» Task item
Return every record below exactly as written, omitting any pictures.

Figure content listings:
+ + + + +
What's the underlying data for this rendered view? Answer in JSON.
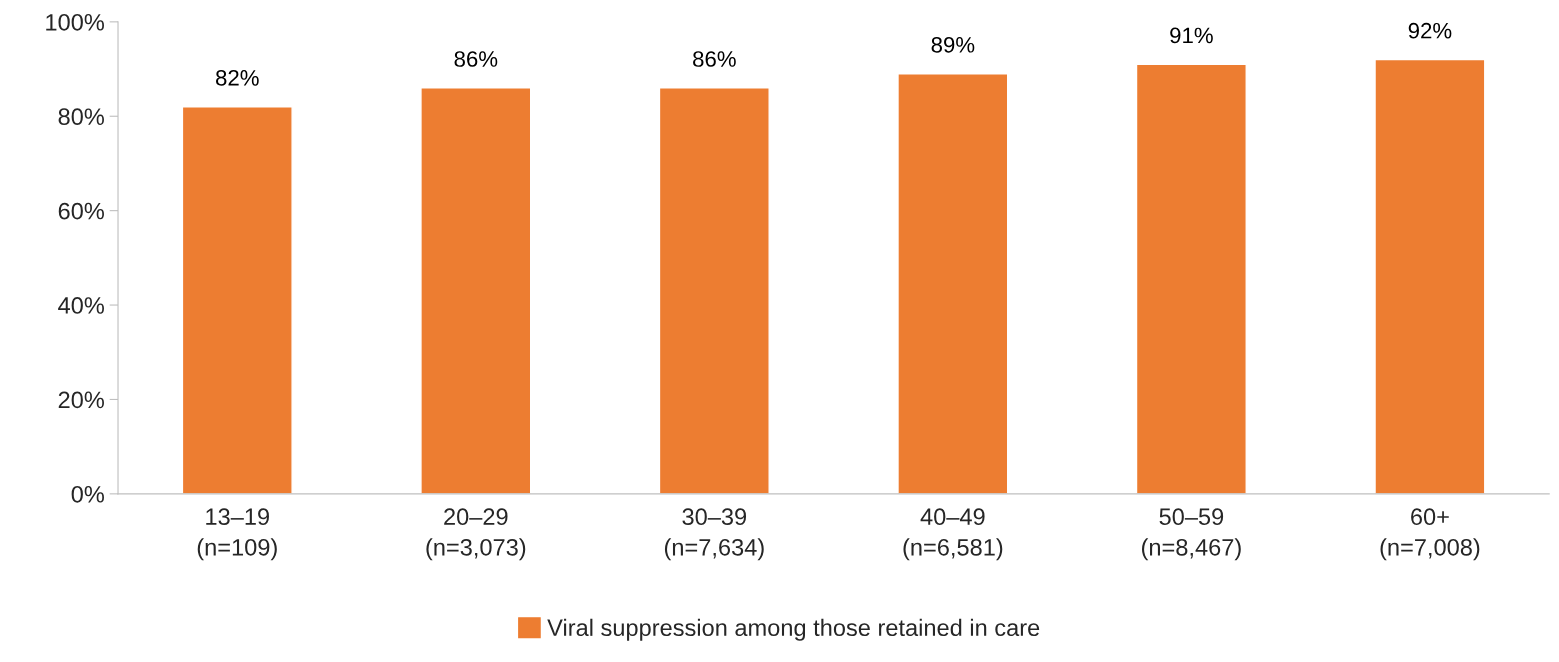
{
  "chart_data": {
    "type": "bar",
    "categories": [
      "13–19\n(n=109)",
      "20–29\n(n=3,073)",
      "30–39\n(n=7,634)",
      "40–49\n(n=6,581)",
      "50–59\n(n=8,467)",
      "60+\n(n=7,008)"
    ],
    "series": [
      {
        "name": "Viral suppression among those retained in care",
        "color": "#ed7d31",
        "values": [
          82,
          86,
          86,
          89,
          91,
          92
        ],
        "value_labels": [
          "82%",
          "86%",
          "86%",
          "89%",
          "91%",
          "92%"
        ]
      }
    ],
    "ylim": [
      0,
      100
    ],
    "yticks": [
      {
        "value": 0,
        "label": "0%"
      },
      {
        "value": 20,
        "label": "20%"
      },
      {
        "value": 40,
        "label": "40%"
      },
      {
        "value": 60,
        "label": "60%"
      },
      {
        "value": 80,
        "label": "80%"
      },
      {
        "value": 100,
        "label": "100%"
      }
    ],
    "grid": false,
    "legend": "bottom"
  }
}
+ + + + +
» Exercise output
What's the underlying data for this rendered view? Answer in JSON.
{
  "chart_data": {
    "type": "bar",
    "categories": [
      "13–19\n(n=109)",
      "20–29\n(n=3,073)",
      "30–39\n(n=7,634)",
      "40–49\n(n=6,581)",
      "50–59\n(n=8,467)",
      "60+\n(n=7,008)"
    ],
    "series": [
      {
        "name": "Viral suppression among those retained in care",
        "color": "#ed7d31",
        "values": [
          82,
          86,
          86,
          89,
          91,
          92
        ],
        "value_labels": [
          "82%",
          "86%",
          "86%",
          "89%",
          "91%",
          "92%"
        ]
      }
    ],
    "ylim": [
      0,
      100
    ],
    "yticks": [
      {
        "value": 0,
        "label": "0%"
      },
      {
        "value": 20,
        "label": "20%"
      },
      {
        "value": 40,
        "label": "40%"
      },
      {
        "value": 60,
        "label": "60%"
      },
      {
        "value": 80,
        "label": "80%"
      },
      {
        "value": 100,
        "label": "100%"
      }
    ],
    "grid": false,
    "legend": "bottom"
  }
}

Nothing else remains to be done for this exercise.